Each entry in the listing below should be restated word for word.

* * *

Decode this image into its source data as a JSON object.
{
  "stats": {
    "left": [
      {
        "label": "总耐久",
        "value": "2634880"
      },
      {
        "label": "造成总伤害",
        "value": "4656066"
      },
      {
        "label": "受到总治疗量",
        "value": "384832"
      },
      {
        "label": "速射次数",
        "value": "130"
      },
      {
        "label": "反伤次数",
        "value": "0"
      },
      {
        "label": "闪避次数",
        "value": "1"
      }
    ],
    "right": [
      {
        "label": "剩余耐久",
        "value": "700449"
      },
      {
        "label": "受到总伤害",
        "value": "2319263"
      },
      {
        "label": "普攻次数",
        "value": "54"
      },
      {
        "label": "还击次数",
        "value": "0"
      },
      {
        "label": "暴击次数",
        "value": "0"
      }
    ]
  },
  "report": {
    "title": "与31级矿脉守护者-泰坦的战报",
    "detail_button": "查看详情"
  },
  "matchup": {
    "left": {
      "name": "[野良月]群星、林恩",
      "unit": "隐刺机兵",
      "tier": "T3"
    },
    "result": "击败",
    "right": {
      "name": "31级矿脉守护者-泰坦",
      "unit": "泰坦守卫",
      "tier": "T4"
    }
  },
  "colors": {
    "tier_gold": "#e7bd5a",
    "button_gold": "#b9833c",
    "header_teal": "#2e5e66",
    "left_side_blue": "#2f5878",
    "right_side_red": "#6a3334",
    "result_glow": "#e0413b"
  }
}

* * *

→ RESULT
Decode this image into its source data as a JSON object.
{
  "stats": {
    "left": [
      {
        "label": "总耐久",
        "value": "2634880"
      },
      {
        "label": "造成总伤害",
        "value": "4656066"
      },
      {
        "label": "受到总治疗量",
        "value": "384832"
      },
      {
        "label": "速射次数",
        "value": "130"
      },
      {
        "label": "反伤次数",
        "value": "0"
      },
      {
        "label": "闪避次数",
        "value": "1"
      }
    ],
    "right": [
      {
        "label": "剩余耐久",
        "value": "700449"
      },
      {
        "label": "受到总伤害",
        "value": "2319263"
      },
      {
        "label": "普攻次数",
        "value": "54"
      },
      {
        "label": "还击次数",
        "value": "0"
      },
      {
        "label": "暴击次数",
        "value": "0"
      }
    ]
  },
  "report": {
    "title": "与31级矿脉守护者-泰坦的战报",
    "detail_button": "查看详情"
  },
  "matchup": {
    "left": {
      "name": "[野良月]群星、林恩",
      "unit": "隐刺机兵",
      "tier": "T3"
    },
    "result": "击败",
    "right": {
      "name": "31级矿脉守护者-泰坦",
      "unit": "泰坦守卫",
      "tier": "T4"
    }
  },
  "colors": {
    "tier_gold": "#e7bd5a",
    "button_gold": "#b9833c",
    "header_teal": "#2e5e66",
    "left_side_blue": "#2f5878",
    "right_side_red": "#6a3334",
    "result_glow": "#e0413b"
  }
}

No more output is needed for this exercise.